# [AIM OF THE TASK]
Retype every entry in its entirety, without alteration.

-------- EXERCISE INPUTS

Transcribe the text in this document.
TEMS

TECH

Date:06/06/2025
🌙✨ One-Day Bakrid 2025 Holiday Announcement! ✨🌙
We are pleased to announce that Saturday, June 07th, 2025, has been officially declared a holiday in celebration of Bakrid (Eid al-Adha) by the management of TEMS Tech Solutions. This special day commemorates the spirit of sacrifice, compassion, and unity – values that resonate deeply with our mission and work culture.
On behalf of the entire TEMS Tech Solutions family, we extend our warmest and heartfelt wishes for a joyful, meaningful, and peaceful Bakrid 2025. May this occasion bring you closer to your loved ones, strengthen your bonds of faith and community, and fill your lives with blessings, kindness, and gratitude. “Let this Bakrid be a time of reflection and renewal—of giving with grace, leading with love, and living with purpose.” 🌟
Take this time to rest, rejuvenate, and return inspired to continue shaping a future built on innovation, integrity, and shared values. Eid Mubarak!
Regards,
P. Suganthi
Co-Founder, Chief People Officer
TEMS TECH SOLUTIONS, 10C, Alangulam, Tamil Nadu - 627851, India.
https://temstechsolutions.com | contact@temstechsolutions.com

----------------

# [FINISHED TASK]
Transcribe the text in this document.
TEMS

TECH

Date:06/06/2025
🌙✨ One-Day Bakrid 2025 Holiday Announcement! ✨🌙
We are pleased to announce that Saturday, June 07th, 2025, has been officially declared a holiday in celebration of Bakrid (Eid al-Adha) by the management of TEMS Tech Solutions. This special day commemorates the spirit of sacrifice, compassion, and unity – values that resonate deeply with our mission and work culture.
On behalf of the entire TEMS Tech Solutions family, we extend our warmest and heartfelt wishes for a joyful, meaningful, and peaceful Bakrid 2025. May this occasion bring you closer to your loved ones, strengthen your bonds of faith and community, and fill your lives with blessings, kindness, and gratitude. “Let this Bakrid be a time of reflection and renewal—of giving with grace, leading with love, and living with purpose.” 🌟
Take this time to rest, rejuvenate, and return inspired to continue shaping a future built on innovation, integrity, and shared values. Eid Mubarak!
Regards,
P. Suganthi
Co-Founder, Chief People Officer
TEMS TECH SOLUTIONS, 10C, Alangulam, Tamil Nadu - 627851, India.
https://temstechsolutions.com | contact@temstechsolutions.com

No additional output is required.